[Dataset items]
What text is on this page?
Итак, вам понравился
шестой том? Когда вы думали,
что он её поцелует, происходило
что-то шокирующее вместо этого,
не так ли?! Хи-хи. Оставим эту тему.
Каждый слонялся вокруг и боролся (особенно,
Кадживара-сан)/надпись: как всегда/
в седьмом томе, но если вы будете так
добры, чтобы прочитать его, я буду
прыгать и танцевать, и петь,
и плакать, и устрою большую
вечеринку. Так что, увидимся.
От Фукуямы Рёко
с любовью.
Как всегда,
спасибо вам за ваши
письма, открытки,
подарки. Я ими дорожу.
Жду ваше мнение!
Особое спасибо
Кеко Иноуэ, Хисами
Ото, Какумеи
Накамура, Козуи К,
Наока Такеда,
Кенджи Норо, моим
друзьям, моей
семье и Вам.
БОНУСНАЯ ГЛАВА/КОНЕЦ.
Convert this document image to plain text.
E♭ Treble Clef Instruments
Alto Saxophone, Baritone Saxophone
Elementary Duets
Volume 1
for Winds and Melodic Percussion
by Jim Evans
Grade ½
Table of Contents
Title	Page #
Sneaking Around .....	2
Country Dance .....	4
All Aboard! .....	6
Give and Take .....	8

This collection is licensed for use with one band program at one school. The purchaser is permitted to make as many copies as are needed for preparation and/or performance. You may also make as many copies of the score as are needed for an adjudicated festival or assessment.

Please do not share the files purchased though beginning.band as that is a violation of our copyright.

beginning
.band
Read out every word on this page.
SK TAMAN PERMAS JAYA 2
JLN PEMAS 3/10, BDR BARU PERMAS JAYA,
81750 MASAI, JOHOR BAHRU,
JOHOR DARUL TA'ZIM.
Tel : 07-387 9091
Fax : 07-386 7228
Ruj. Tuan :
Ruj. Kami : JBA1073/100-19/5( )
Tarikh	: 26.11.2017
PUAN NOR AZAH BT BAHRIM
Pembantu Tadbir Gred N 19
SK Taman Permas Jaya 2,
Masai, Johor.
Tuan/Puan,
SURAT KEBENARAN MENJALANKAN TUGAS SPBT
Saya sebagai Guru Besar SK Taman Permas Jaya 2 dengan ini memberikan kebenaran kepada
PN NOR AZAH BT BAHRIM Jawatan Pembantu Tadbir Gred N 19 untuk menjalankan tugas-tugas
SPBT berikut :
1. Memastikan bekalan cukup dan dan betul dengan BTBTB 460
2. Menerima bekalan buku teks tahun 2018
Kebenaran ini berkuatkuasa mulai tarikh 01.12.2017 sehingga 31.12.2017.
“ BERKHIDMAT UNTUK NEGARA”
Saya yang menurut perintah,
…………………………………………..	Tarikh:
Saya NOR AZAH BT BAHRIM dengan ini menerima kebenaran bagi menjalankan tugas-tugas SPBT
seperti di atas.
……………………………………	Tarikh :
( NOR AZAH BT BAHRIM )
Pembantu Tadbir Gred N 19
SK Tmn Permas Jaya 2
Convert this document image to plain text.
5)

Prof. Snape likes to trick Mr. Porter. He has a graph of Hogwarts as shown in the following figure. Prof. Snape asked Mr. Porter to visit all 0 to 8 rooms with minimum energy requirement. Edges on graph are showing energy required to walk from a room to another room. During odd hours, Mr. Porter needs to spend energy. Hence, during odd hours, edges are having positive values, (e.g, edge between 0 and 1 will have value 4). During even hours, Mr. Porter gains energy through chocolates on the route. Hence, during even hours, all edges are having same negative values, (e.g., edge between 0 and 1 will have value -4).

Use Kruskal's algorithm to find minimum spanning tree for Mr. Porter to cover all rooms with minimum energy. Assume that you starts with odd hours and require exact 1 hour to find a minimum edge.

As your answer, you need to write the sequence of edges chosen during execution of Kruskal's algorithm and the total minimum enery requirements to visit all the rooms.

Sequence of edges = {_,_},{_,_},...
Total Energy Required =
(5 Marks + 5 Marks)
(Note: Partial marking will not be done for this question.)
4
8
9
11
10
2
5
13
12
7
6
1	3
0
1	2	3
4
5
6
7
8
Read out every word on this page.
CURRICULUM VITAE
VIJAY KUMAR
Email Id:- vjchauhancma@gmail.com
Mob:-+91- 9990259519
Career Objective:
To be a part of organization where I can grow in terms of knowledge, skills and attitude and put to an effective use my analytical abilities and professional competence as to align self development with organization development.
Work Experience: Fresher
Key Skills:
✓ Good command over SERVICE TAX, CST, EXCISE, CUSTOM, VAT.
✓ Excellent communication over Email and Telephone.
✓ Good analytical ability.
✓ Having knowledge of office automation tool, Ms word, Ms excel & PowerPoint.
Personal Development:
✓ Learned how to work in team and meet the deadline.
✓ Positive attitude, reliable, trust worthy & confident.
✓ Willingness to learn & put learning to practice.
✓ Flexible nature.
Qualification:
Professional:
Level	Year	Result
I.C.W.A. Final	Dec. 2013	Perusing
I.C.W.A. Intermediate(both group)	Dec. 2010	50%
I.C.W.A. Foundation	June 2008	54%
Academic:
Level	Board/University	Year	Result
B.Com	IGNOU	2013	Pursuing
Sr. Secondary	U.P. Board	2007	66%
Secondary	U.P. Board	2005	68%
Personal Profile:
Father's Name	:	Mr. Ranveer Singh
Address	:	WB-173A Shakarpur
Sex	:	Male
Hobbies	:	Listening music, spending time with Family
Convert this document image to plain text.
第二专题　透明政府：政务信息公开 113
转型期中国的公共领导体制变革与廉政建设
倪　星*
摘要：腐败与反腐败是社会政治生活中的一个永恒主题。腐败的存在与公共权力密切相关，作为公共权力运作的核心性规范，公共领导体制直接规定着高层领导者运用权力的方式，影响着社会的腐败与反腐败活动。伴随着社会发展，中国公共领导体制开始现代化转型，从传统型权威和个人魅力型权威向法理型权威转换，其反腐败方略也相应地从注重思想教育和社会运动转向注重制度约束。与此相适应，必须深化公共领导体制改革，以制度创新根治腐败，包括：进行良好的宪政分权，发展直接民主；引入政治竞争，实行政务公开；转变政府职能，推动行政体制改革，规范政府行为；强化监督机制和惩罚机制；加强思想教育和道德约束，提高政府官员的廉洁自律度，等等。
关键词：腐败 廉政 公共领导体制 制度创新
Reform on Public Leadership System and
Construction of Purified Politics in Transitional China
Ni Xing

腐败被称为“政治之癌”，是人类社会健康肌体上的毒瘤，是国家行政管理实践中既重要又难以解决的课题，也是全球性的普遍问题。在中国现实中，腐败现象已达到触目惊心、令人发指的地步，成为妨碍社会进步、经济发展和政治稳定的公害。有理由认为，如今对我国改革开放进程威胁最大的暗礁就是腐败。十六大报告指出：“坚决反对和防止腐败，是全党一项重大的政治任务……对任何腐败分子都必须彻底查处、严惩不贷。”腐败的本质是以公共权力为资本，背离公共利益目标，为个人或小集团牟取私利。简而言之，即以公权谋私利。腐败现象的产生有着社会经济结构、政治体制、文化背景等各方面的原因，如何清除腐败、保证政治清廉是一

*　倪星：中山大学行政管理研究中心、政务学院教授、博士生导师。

WORK INSTRUCTIONS: Copy every record exactly as presented.

OUTPUT FOR THIS EXERCISE:
What text is on this page?
Итак, вам понравился
шестой том? Когда вы думали,
что он её поцелует, происходило
что-то шокирующее вместо этого,
не так ли?! Хи-хи. Оставим эту тему.
Каждый слонялся вокруг и боролся (особенно,
Кадживара-сан)/надпись: как всегда/
в седьмом томе, но если вы будете так
добры, чтобы прочитать его, я буду
прыгать и танцевать, и петь,
и плакать, и устрою большую
вечеринку. Так что, увидимся.
От Фукуямы Рёко
с любовью.
Как всегда,
спасибо вам за ваши
письма, открытки,
подарки. Я ими дорожу.
Жду ваше мнение!
Особое спасибо
Кеко Иноуэ, Хисами
Ото, Какумеи
Накамура, Козуи К,
Наока Такеда,
Кенджи Норо, моим
друзьям, моей
семье и Вам.
БОНУСНАЯ ГЛАВА/КОНЕЦ.
Convert this document image to plain text.
E♭ Treble Clef Instruments
Alto Saxophone, Baritone Saxophone
Elementary Duets
Volume 1
for Winds and Melodic Percussion
by Jim Evans
Grade ½
Table of Contents
Title	Page #
Sneaking Around .....	2
Country Dance .....	4
All Aboard! .....	6
Give and Take .....	8

This collection is licensed for use with one band program at one school. The purchaser is permitted to make as many copies as are needed for preparation and/or performance. You may also make as many copies of the score as are needed for an adjudicated festival or assessment.

Please do not share the files purchased though beginning.band as that is a violation of our copyright.

beginning
.band
Read out every word on this page.
SK TAMAN PERMAS JAYA 2
JLN PEMAS 3/10, BDR BARU PERMAS JAYA,
81750 MASAI, JOHOR BAHRU,
JOHOR DARUL TA'ZIM.
Tel : 07-387 9091
Fax : 07-386 7228
Ruj. Tuan :
Ruj. Kami : JBA1073/100-19/5( )
Tarikh	: 26.11.2017
PUAN NOR AZAH BT BAHRIM
Pembantu Tadbir Gred N 19
SK Taman Permas Jaya 2,
Masai, Johor.
Tuan/Puan,
SURAT KEBENARAN MENJALANKAN TUGAS SPBT
Saya sebagai Guru Besar SK Taman Permas Jaya 2 dengan ini memberikan kebenaran kepada
PN NOR AZAH BT BAHRIM Jawatan Pembantu Tadbir Gred N 19 untuk menjalankan tugas-tugas
SPBT berikut :
1. Memastikan bekalan cukup dan dan betul dengan BTBTB 460
2. Menerima bekalan buku teks tahun 2018
Kebenaran ini berkuatkuasa mulai tarikh 01.12.2017 sehingga 31.12.2017.
“ BERKHIDMAT UNTUK NEGARA”
Saya yang menurut perintah,
…………………………………………..	Tarikh:
Saya NOR AZAH BT BAHRIM dengan ini menerima kebenaran bagi menjalankan tugas-tugas SPBT
seperti di atas.
……………………………………	Tarikh :
( NOR AZAH BT BAHRIM )
Pembantu Tadbir Gred N 19
SK Tmn Permas Jaya 2
Convert this document image to plain text.
5)

Prof. Snape likes to trick Mr. Porter. He has a graph of Hogwarts as shown in the following figure. Prof. Snape asked Mr. Porter to visit all 0 to 8 rooms with minimum energy requirement. Edges on graph are showing energy required to walk from a room to another room. During odd hours, Mr. Porter needs to spend energy. Hence, during odd hours, edges are having positive values, (e.g, edge between 0 and 1 will have value 4). During even hours, Mr. Porter gains energy through chocolates on the route. Hence, during even hours, all edges are having same negative values, (e.g., edge between 0 and 1 will have value -4).

Use Kruskal's algorithm to find minimum spanning tree for Mr. Porter to cover all rooms with minimum energy. Assume that you starts with odd hours and require exact 1 hour to find a minimum edge.

As your answer, you need to write the sequence of edges chosen during execution of Kruskal's algorithm and the total minimum enery requirements to visit all the rooms.

Sequence of edges = {_,_},{_,_},...
Total Energy Required =
(5 Marks + 5 Marks)
(Note: Partial marking will not be done for this question.)
4
8
9
11
10
2
5
13
12
7
6
1	3
0
1	2	3
4
5
6
7
8
Read out every word on this page.
CURRICULUM VITAE
VIJAY KUMAR
Email Id:- vjchauhancma@gmail.com
Mob:-+91- 9990259519
Career Objective:
To be a part of organization where I can grow in terms of knowledge, skills and attitude and put to an effective use my analytical abilities and professional competence as to align self development with organization development.
Work Experience: Fresher
Key Skills:
✓ Good command over SERVICE TAX, CST, EXCISE, CUSTOM, VAT.
✓ Excellent communication over Email and Telephone.
✓ Good analytical ability.
✓ Having knowledge of office automation tool, Ms word, Ms excel & PowerPoint.
Personal Development:
✓ Learned how to work in team and meet the deadline.
✓ Positive attitude, reliable, trust worthy & confident.
✓ Willingness to learn & put learning to practice.
✓ Flexible nature.
Qualification:
Professional:
Level	Year	Result
I.C.W.A. Final	Dec. 2013	Perusing
I.C.W.A. Intermediate(both group)	Dec. 2010	50%
I.C.W.A. Foundation	June 2008	54%
Academic:
Level	Board/University	Year	Result
B.Com	IGNOU	2013	Pursuing
Sr. Secondary	U.P. Board	2007	66%
Secondary	U.P. Board	2005	68%
Personal Profile:
Father's Name	:	Mr. Ranveer Singh
Address	:	WB-173A Shakarpur
Sex	:	Male
Hobbies	:	Listening music, spending time with Family
Convert this document image to plain text.
第二专题　透明政府：政务信息公开 113
转型期中国的公共领导体制变革与廉政建设
倪　星*
摘要：腐败与反腐败是社会政治生活中的一个永恒主题。腐败的存在与公共权力密切相关，作为公共权力运作的核心性规范，公共领导体制直接规定着高层领导者运用权力的方式，影响着社会的腐败与反腐败活动。伴随着社会发展，中国公共领导体制开始现代化转型，从传统型权威和个人魅力型权威向法理型权威转换，其反腐败方略也相应地从注重思想教育和社会运动转向注重制度约束。与此相适应，必须深化公共领导体制改革，以制度创新根治腐败，包括：进行良好的宪政分权，发展直接民主；引入政治竞争，实行政务公开；转变政府职能，推动行政体制改革，规范政府行为；强化监督机制和惩罚机制；加强思想教育和道德约束，提高政府官员的廉洁自律度，等等。
关键词：腐败 廉政 公共领导体制 制度创新
Reform on Public Leadership System and
Construction of Purified Politics in Transitional China
Ni Xing

腐败被称为“政治之癌”，是人类社会健康肌体上的毒瘤，是国家行政管理实践中既重要又难以解决的课题，也是全球性的普遍问题。在中国现实中，腐败现象已达到触目惊心、令人发指的地步，成为妨碍社会进步、经济发展和政治稳定的公害。有理由认为，如今对我国改革开放进程威胁最大的暗礁就是腐败。十六大报告指出：“坚决反对和防止腐败，是全党一项重大的政治任务……对任何腐败分子都必须彻底查处、严惩不贷。”腐败的本质是以公共权力为资本，背离公共利益目标，为个人或小集团牟取私利。简而言之，即以公权谋私利。腐败现象的产生有着社会经济结构、政治体制、文化背景等各方面的原因，如何清除腐败、保证政治清廉是一

*　倪星：中山大学行政管理研究中心、政务学院教授、博士生导师。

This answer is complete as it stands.